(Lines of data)
[START]
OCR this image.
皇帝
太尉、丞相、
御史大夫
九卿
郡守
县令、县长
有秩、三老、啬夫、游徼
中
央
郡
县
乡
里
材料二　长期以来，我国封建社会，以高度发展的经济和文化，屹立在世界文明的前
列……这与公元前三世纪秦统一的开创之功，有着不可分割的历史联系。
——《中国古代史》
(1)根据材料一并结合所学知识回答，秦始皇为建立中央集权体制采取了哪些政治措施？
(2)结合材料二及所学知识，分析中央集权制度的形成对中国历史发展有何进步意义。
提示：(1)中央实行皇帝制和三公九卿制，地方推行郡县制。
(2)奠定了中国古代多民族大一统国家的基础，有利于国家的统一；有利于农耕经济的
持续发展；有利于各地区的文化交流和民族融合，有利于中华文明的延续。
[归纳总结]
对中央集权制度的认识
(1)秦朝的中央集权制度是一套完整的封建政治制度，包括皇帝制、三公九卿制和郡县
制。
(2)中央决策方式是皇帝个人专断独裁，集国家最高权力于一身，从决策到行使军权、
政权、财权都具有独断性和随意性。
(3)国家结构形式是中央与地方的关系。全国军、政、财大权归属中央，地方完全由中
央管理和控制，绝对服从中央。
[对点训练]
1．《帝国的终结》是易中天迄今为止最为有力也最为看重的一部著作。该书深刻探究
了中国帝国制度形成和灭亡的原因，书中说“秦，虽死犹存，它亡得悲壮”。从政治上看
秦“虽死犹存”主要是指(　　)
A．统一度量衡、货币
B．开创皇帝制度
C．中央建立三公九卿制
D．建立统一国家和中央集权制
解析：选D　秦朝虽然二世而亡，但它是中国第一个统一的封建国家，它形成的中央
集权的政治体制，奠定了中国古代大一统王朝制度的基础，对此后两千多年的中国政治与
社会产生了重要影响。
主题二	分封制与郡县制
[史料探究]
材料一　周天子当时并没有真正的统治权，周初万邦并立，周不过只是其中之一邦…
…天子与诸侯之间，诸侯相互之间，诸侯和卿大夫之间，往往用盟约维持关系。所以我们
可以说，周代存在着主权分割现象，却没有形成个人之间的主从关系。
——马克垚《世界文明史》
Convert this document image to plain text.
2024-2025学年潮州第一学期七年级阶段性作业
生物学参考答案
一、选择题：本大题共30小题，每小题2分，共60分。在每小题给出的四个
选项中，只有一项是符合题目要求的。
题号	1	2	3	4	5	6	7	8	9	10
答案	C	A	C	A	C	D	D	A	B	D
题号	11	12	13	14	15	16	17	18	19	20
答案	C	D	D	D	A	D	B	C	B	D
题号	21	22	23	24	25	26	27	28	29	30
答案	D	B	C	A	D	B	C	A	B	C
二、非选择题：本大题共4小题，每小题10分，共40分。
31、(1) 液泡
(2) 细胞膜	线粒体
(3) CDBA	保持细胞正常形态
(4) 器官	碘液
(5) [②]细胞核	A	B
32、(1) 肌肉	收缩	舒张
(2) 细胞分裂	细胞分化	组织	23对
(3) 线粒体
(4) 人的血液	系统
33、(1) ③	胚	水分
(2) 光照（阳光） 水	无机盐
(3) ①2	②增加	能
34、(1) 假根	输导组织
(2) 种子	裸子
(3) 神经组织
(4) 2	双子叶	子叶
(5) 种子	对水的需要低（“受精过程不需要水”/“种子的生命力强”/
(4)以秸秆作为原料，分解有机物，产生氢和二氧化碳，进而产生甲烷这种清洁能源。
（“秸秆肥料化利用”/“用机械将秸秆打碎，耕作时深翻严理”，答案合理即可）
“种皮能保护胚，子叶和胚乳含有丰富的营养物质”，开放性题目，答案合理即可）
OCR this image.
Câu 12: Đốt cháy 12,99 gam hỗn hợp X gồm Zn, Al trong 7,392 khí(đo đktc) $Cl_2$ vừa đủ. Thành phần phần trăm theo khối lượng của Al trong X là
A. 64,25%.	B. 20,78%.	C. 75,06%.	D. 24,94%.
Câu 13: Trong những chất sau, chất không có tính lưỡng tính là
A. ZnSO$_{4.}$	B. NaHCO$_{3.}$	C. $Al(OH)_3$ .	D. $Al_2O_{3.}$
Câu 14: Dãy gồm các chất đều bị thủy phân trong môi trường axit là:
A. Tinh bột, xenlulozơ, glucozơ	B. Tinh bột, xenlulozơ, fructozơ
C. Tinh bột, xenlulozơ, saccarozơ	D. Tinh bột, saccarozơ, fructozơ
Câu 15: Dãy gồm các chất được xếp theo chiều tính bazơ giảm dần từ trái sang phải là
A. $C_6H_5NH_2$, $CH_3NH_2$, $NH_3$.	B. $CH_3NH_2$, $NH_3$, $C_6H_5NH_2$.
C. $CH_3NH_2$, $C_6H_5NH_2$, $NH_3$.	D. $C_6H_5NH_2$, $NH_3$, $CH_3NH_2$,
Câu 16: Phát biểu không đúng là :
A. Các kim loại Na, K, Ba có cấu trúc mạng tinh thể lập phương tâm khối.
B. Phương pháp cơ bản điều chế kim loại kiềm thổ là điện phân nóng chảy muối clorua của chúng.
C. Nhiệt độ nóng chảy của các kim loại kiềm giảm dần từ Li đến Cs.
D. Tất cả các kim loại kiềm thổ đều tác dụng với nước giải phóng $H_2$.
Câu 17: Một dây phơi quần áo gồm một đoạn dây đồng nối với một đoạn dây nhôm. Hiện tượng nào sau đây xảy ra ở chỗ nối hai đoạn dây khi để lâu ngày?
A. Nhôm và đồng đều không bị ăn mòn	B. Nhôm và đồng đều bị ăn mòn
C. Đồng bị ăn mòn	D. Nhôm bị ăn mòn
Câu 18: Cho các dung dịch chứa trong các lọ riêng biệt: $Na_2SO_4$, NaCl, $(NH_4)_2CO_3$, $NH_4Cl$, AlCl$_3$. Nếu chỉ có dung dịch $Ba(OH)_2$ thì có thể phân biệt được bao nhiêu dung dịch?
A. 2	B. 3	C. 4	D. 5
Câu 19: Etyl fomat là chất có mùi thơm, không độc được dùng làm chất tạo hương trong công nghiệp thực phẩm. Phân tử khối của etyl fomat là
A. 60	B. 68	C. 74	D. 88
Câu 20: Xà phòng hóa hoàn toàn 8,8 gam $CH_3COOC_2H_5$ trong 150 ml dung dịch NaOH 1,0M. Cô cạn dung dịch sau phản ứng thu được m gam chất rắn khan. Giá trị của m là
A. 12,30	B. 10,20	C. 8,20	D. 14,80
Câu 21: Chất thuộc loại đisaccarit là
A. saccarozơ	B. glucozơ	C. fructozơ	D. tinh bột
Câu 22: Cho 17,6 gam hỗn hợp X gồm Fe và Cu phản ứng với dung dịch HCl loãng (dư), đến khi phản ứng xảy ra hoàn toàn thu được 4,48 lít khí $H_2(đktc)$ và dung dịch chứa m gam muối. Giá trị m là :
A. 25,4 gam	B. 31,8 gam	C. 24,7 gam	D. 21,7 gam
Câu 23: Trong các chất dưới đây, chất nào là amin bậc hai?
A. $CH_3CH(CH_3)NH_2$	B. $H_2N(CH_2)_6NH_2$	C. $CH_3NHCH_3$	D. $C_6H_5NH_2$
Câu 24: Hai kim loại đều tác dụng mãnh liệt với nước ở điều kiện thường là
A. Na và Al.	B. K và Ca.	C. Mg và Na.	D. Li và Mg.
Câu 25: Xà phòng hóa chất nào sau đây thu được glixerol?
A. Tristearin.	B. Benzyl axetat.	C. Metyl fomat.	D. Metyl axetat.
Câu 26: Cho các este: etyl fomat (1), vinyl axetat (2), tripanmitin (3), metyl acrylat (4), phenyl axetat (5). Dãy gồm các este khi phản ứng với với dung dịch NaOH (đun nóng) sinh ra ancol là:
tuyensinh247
[END]
_Problem requirements:_
All of the data above should be transcribed exactly.

_Written answer:_
OCR this image.
皇帝
太尉、丞相、
御史大夫
九卿
郡守
县令、县长
有秩、三老、啬夫、游徼
中
央
郡
县
乡
里
材料二　长期以来，我国封建社会，以高度发展的经济和文化，屹立在世界文明的前
列……这与公元前三世纪秦统一的开创之功，有着不可分割的历史联系。
——《中国古代史》
(1)根据材料一并结合所学知识回答，秦始皇为建立中央集权体制采取了哪些政治措施？
(2)结合材料二及所学知识，分析中央集权制度的形成对中国历史发展有何进步意义。
提示：(1)中央实行皇帝制和三公九卿制，地方推行郡县制。
(2)奠定了中国古代多民族大一统国家的基础，有利于国家的统一；有利于农耕经济的
持续发展；有利于各地区的文化交流和民族融合，有利于中华文明的延续。
[归纳总结]
对中央集权制度的认识
(1)秦朝的中央集权制度是一套完整的封建政治制度，包括皇帝制、三公九卿制和郡县
制。
(2)中央决策方式是皇帝个人专断独裁，集国家最高权力于一身，从决策到行使军权、
政权、财权都具有独断性和随意性。
(3)国家结构形式是中央与地方的关系。全国军、政、财大权归属中央，地方完全由中
央管理和控制，绝对服从中央。
[对点训练]
1．《帝国的终结》是易中天迄今为止最为有力也最为看重的一部著作。该书深刻探究
了中国帝国制度形成和灭亡的原因，书中说“秦，虽死犹存，它亡得悲壮”。从政治上看
秦“虽死犹存”主要是指(　　)
A．统一度量衡、货币
B．开创皇帝制度
C．中央建立三公九卿制
D．建立统一国家和中央集权制
解析：选D　秦朝虽然二世而亡，但它是中国第一个统一的封建国家，它形成的中央
集权的政治体制，奠定了中国古代大一统王朝制度的基础，对此后两千多年的中国政治与
社会产生了重要影响。
主题二	分封制与郡县制
[史料探究]
材料一　周天子当时并没有真正的统治权，周初万邦并立，周不过只是其中之一邦…
…天子与诸侯之间，诸侯相互之间，诸侯和卿大夫之间，往往用盟约维持关系。所以我们
可以说，周代存在着主权分割现象，却没有形成个人之间的主从关系。
——马克垚《世界文明史》
Convert this document image to plain text.
2024-2025学年潮州第一学期七年级阶段性作业
生物学参考答案
一、选择题：本大题共30小题，每小题2分，共60分。在每小题给出的四个
选项中，只有一项是符合题目要求的。
题号	1	2	3	4	5	6	7	8	9	10
答案	C	A	C	A	C	D	D	A	B	D
题号	11	12	13	14	15	16	17	18	19	20
答案	C	D	D	D	A	D	B	C	B	D
题号	21	22	23	24	25	26	27	28	29	30
答案	D	B	C	A	D	B	C	A	B	C
二、非选择题：本大题共4小题，每小题10分，共40分。
31、(1) 液泡
(2) 细胞膜	线粒体
(3) CDBA	保持细胞正常形态
(4) 器官	碘液
(5) [②]细胞核	A	B
32、(1) 肌肉	收缩	舒张
(2) 细胞分裂	细胞分化	组织	23对
(3) 线粒体
(4) 人的血液	系统
33、(1) ③	胚	水分
(2) 光照（阳光） 水	无机盐
(3) ①2	②增加	能
34、(1) 假根	输导组织
(2) 种子	裸子
(3) 神经组织
(4) 2	双子叶	子叶
(5) 种子	对水的需要低（“受精过程不需要水”/“种子的生命力强”/
(4)以秸秆作为原料，分解有机物，产生氢和二氧化碳，进而产生甲烷这种清洁能源。
（“秸秆肥料化利用”/“用机械将秸秆打碎，耕作时深翻严理”，答案合理即可）
“种皮能保护胚，子叶和胚乳含有丰富的营养物质”，开放性题目，答案合理即可）
OCR this image.
Câu 12: Đốt cháy 12,99 gam hỗn hợp X gồm Zn, Al trong 7,392 khí(đo đktc) $Cl_2$ vừa đủ. Thành phần phần trăm theo khối lượng của Al trong X là
A. 64,25%.	B. 20,78%.	C. 75,06%.	D. 24,94%.
Câu 13: Trong những chất sau, chất không có tính lưỡng tính là
A. ZnSO$_{4.}$	B. NaHCO$_{3.}$	C. $Al(OH)_3$ .	D. $Al_2O_{3.}$
Câu 14: Dãy gồm các chất đều bị thủy phân trong môi trường axit là:
A. Tinh bột, xenlulozơ, glucozơ	B. Tinh bột, xenlulozơ, fructozơ
C. Tinh bột, xenlulozơ, saccarozơ	D. Tinh bột, saccarozơ, fructozơ
Câu 15: Dãy gồm các chất được xếp theo chiều tính bazơ giảm dần từ trái sang phải là
A. $C_6H_5NH_2$, $CH_3NH_2$, $NH_3$.	B. $CH_3NH_2$, $NH_3$, $C_6H_5NH_2$.
C. $CH_3NH_2$, $C_6H_5NH_2$, $NH_3$.	D. $C_6H_5NH_2$, $NH_3$, $CH_3NH_2$,
Câu 16: Phát biểu không đúng là :
A. Các kim loại Na, K, Ba có cấu trúc mạng tinh thể lập phương tâm khối.
B. Phương pháp cơ bản điều chế kim loại kiềm thổ là điện phân nóng chảy muối clorua của chúng.
C. Nhiệt độ nóng chảy của các kim loại kiềm giảm dần từ Li đến Cs.
D. Tất cả các kim loại kiềm thổ đều tác dụng với nước giải phóng $H_2$.
Câu 17: Một dây phơi quần áo gồm một đoạn dây đồng nối với một đoạn dây nhôm. Hiện tượng nào sau đây xảy ra ở chỗ nối hai đoạn dây khi để lâu ngày?
A. Nhôm và đồng đều không bị ăn mòn	B. Nhôm và đồng đều bị ăn mòn
C. Đồng bị ăn mòn	D. Nhôm bị ăn mòn
Câu 18: Cho các dung dịch chứa trong các lọ riêng biệt: $Na_2SO_4$, NaCl, $(NH_4)_2CO_3$, $NH_4Cl$, AlCl$_3$. Nếu chỉ có dung dịch $Ba(OH)_2$ thì có thể phân biệt được bao nhiêu dung dịch?
A. 2	B. 3	C. 4	D. 5
Câu 19: Etyl fomat là chất có mùi thơm, không độc được dùng làm chất tạo hương trong công nghiệp thực phẩm. Phân tử khối của etyl fomat là
A. 60	B. 68	C. 74	D. 88
Câu 20: Xà phòng hóa hoàn toàn 8,8 gam $CH_3COOC_2H_5$ trong 150 ml dung dịch NaOH 1,0M. Cô cạn dung dịch sau phản ứng thu được m gam chất rắn khan. Giá trị của m là
A. 12,30	B. 10,20	C. 8,20	D. 14,80
Câu 21: Chất thuộc loại đisaccarit là
A. saccarozơ	B. glucozơ	C. fructozơ	D. tinh bột
Câu 22: Cho 17,6 gam hỗn hợp X gồm Fe và Cu phản ứng với dung dịch HCl loãng (dư), đến khi phản ứng xảy ra hoàn toàn thu được 4,48 lít khí $H_2(đktc)$ và dung dịch chứa m gam muối. Giá trị m là :
A. 25,4 gam	B. 31,8 gam	C. 24,7 gam	D. 21,7 gam
Câu 23: Trong các chất dưới đây, chất nào là amin bậc hai?
A. $CH_3CH(CH_3)NH_2$	B. $H_2N(CH_2)_6NH_2$	C. $CH_3NHCH_3$	D. $C_6H_5NH_2$
Câu 24: Hai kim loại đều tác dụng mãnh liệt với nước ở điều kiện thường là
A. Na và Al.	B. K và Ca.	C. Mg và Na.	D. Li và Mg.
Câu 25: Xà phòng hóa chất nào sau đây thu được glixerol?
A. Tristearin.	B. Benzyl axetat.	C. Metyl fomat.	D. Metyl axetat.
Câu 26: Cho các este: etyl fomat (1), vinyl axetat (2), tripanmitin (3), metyl acrylat (4), phenyl axetat (5). Dãy gồm các este khi phản ứng với với dung dịch NaOH (đun nóng) sinh ra ancol là:
tuyensinh247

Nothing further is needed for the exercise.